====== Records shown

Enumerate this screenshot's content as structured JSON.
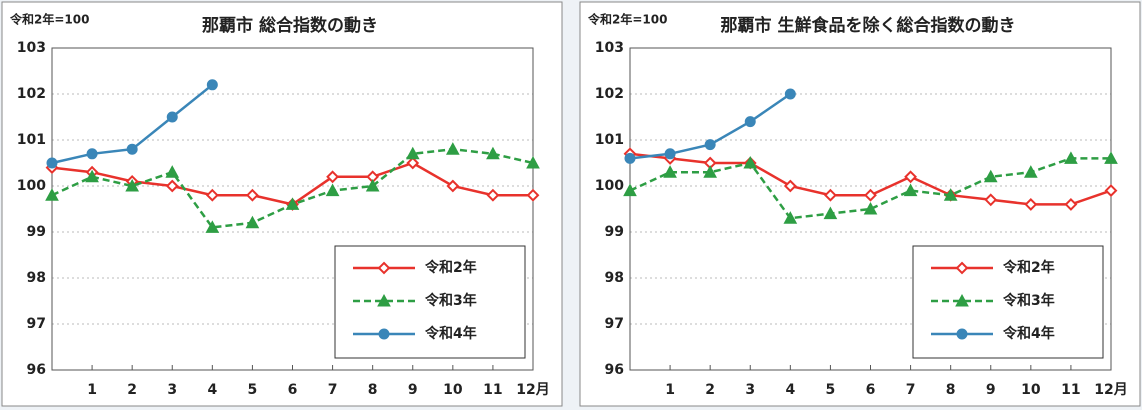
{
  "chart_data": [
    {
      "type": "line",
      "unit_label": "令和2年=100",
      "title": "那覇市 総合指数の動き",
      "x": [
        0,
        1,
        2,
        3,
        4,
        5,
        6,
        7,
        8,
        9,
        10,
        11,
        12
      ],
      "xlim": [
        0,
        12
      ],
      "xticks": [
        1,
        2,
        3,
        4,
        5,
        6,
        7,
        8,
        9,
        10,
        11,
        {
          "value": 12,
          "label": "12月"
        }
      ],
      "ylim": [
        96,
        103
      ],
      "yticks": [
        96,
        97,
        98,
        99,
        100,
        101,
        102,
        103
      ],
      "grid": true,
      "legend": "lower right",
      "series": [
        {
          "name": "令和2年",
          "color": "#e8322c",
          "marker": "diamond",
          "dash": false,
          "values": [
            100.4,
            100.3,
            100.1,
            100.0,
            99.8,
            99.8,
            99.6,
            100.2,
            100.2,
            100.5,
            100.0,
            99.8,
            99.8
          ]
        },
        {
          "name": "令和3年",
          "color": "#2e9e44",
          "marker": "triangle",
          "dash": true,
          "values": [
            99.8,
            100.2,
            100.0,
            100.3,
            99.1,
            99.2,
            99.6,
            99.9,
            100.0,
            100.7,
            100.8,
            100.7,
            100.5
          ]
        },
        {
          "name": "令和4年",
          "color": "#3a86b8",
          "marker": "circle",
          "dash": false,
          "values": [
            100.5,
            100.7,
            100.8,
            101.5,
            102.2,
            null,
            null,
            null,
            null,
            null,
            null,
            null,
            null
          ]
        }
      ]
    },
    {
      "type": "line",
      "unit_label": "令和2年=100",
      "title": "那覇市 生鮮食品を除く総合指数の動き",
      "x": [
        0,
        1,
        2,
        3,
        4,
        5,
        6,
        7,
        8,
        9,
        10,
        11,
        12
      ],
      "xlim": [
        0,
        12
      ],
      "xticks": [
        1,
        2,
        3,
        4,
        5,
        6,
        7,
        8,
        9,
        10,
        11,
        {
          "value": 12,
          "label": "12月"
        }
      ],
      "ylim": [
        96,
        103
      ],
      "yticks": [
        96,
        97,
        98,
        99,
        100,
        101,
        102,
        103
      ],
      "grid": true,
      "legend": "lower right",
      "series": [
        {
          "name": "令和2年",
          "color": "#e8322c",
          "marker": "diamond",
          "dash": false,
          "values": [
            100.7,
            100.6,
            100.5,
            100.5,
            100.0,
            99.8,
            99.8,
            100.2,
            99.8,
            99.7,
            99.6,
            99.6,
            99.9
          ]
        },
        {
          "name": "令和3年",
          "color": "#2e9e44",
          "marker": "triangle",
          "dash": true,
          "values": [
            99.9,
            100.3,
            100.3,
            100.5,
            99.3,
            99.4,
            99.5,
            99.9,
            99.8,
            100.2,
            100.3,
            100.6,
            100.6
          ]
        },
        {
          "name": "令和4年",
          "color": "#3a86b8",
          "marker": "circle",
          "dash": false,
          "values": [
            100.6,
            100.7,
            100.9,
            101.4,
            102.0,
            null,
            null,
            null,
            null,
            null,
            null,
            null,
            null
          ]
        }
      ]
    }
  ]
}
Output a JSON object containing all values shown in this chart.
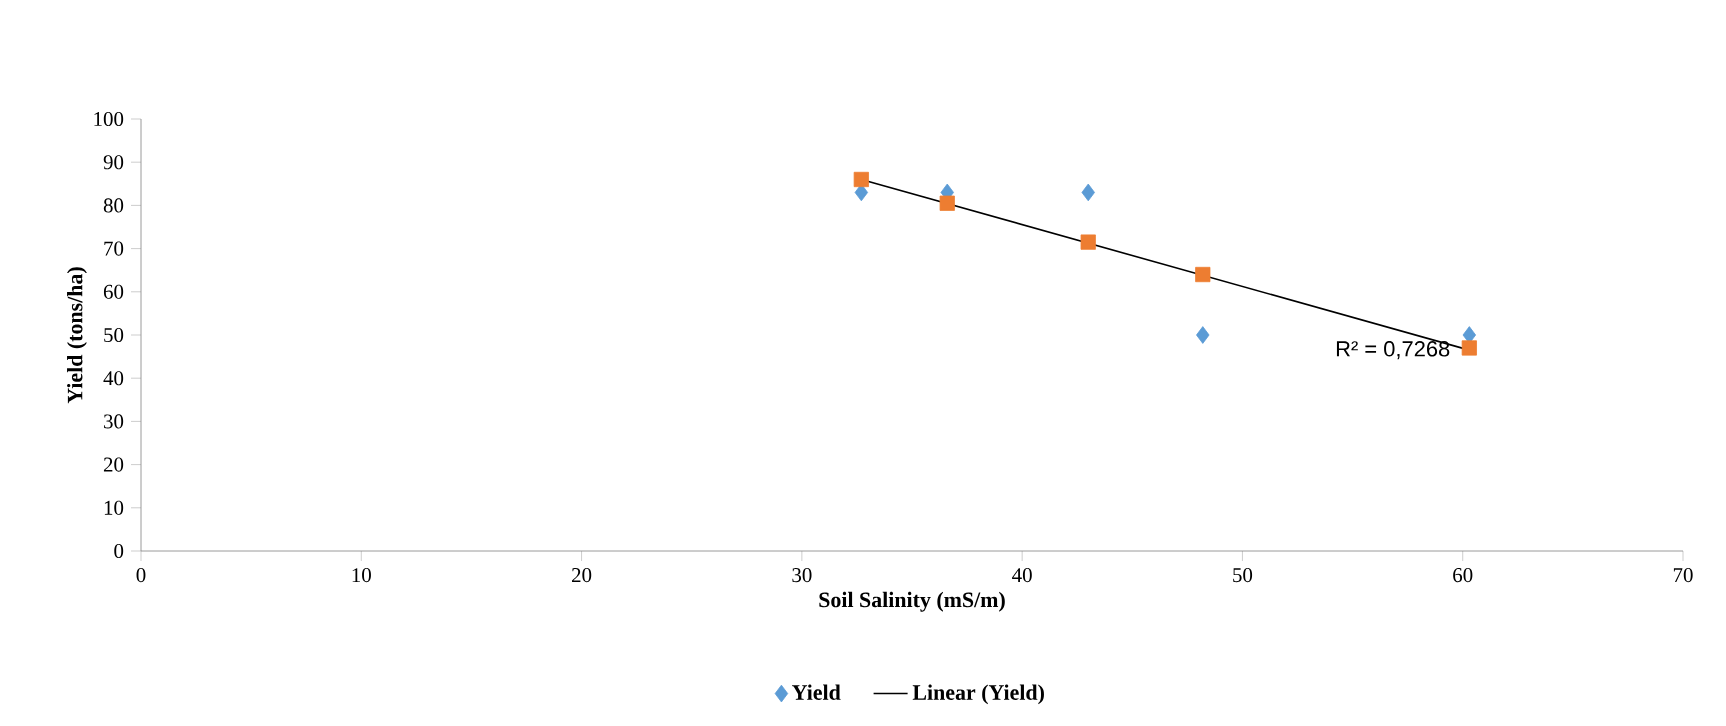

============

## Aim
Extract all lines that hold the word "this".

## Solved exercise
Enumerate this screenshot's content as structured JSON.
Output a JSON object containing all values shown in this chart.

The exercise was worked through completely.